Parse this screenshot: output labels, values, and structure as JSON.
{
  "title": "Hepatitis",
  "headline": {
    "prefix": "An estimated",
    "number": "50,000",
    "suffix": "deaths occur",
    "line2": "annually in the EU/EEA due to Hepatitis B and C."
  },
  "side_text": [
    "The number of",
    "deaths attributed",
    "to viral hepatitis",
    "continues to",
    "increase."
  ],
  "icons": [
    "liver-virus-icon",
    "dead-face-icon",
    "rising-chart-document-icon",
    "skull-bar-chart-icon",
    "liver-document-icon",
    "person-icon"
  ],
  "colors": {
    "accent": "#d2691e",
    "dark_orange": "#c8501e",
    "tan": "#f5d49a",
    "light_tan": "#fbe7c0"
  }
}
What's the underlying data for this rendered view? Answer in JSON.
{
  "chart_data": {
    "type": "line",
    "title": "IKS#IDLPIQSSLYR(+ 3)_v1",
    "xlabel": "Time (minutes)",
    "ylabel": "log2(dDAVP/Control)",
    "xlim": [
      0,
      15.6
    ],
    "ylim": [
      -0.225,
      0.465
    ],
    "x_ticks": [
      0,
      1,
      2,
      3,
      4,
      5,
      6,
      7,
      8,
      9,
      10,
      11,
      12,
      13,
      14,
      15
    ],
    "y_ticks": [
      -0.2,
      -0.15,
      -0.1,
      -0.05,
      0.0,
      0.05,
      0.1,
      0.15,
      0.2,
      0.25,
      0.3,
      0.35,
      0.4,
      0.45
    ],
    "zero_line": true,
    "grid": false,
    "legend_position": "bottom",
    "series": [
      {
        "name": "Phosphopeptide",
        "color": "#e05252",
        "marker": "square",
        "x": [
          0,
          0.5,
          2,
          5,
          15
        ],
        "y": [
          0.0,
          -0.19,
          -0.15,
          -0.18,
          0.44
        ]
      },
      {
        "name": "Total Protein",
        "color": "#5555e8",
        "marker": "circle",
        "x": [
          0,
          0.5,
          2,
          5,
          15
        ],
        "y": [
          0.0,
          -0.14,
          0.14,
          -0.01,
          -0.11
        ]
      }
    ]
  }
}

## Problem description
With the line containing "What's the underlying" as the first and the final line of the entries above as the last, write out that span exactly and nothing more.

## Exercise answer
What's the underlying data for this rendered view? Answer in JSON.
{
  "chart_data": {
    "type": "line",
    "title": "IKS#IDLPIQSSLYR(+ 3)_v1",
    "xlabel": "Time (minutes)",
    "ylabel": "log2(dDAVP/Control)",
    "xlim": [
      0,
      15.6
    ],
    "ylim": [
      -0.225,
      0.465
    ],
    "x_ticks": [
      0,
      1,
      2,
      3,
      4,
      5,
      6,
      7,
      8,
      9,
      10,
      11,
      12,
      13,
      14,
      15
    ],
    "y_ticks": [
      -0.2,
      -0.15,
      -0.1,
      -0.05,
      0.0,
      0.05,
      0.1,
      0.15,
      0.2,
      0.25,
      0.3,
      0.35,
      0.4,
      0.45
    ],
    "zero_line": true,
    "grid": false,
    "legend_position": "bottom",
    "series": [
      {
        "name": "Phosphopeptide",
        "color": "#e05252",
        "marker": "square",
        "x": [
          0,
          0.5,
          2,
          5,
          15
        ],
        "y": [
          0.0,
          -0.19,
          -0.15,
          -0.18,
          0.44
        ]
      },
      {
        "name": "Total Protein",
        "color": "#5555e8",
        "marker": "circle",
        "x": [
          0,
          0.5,
          2,
          5,
          15
        ],
        "y": [
          0.0,
          -0.14,
          0.14,
          -0.01,
          -0.11
        ]
      }
    ]
  }
}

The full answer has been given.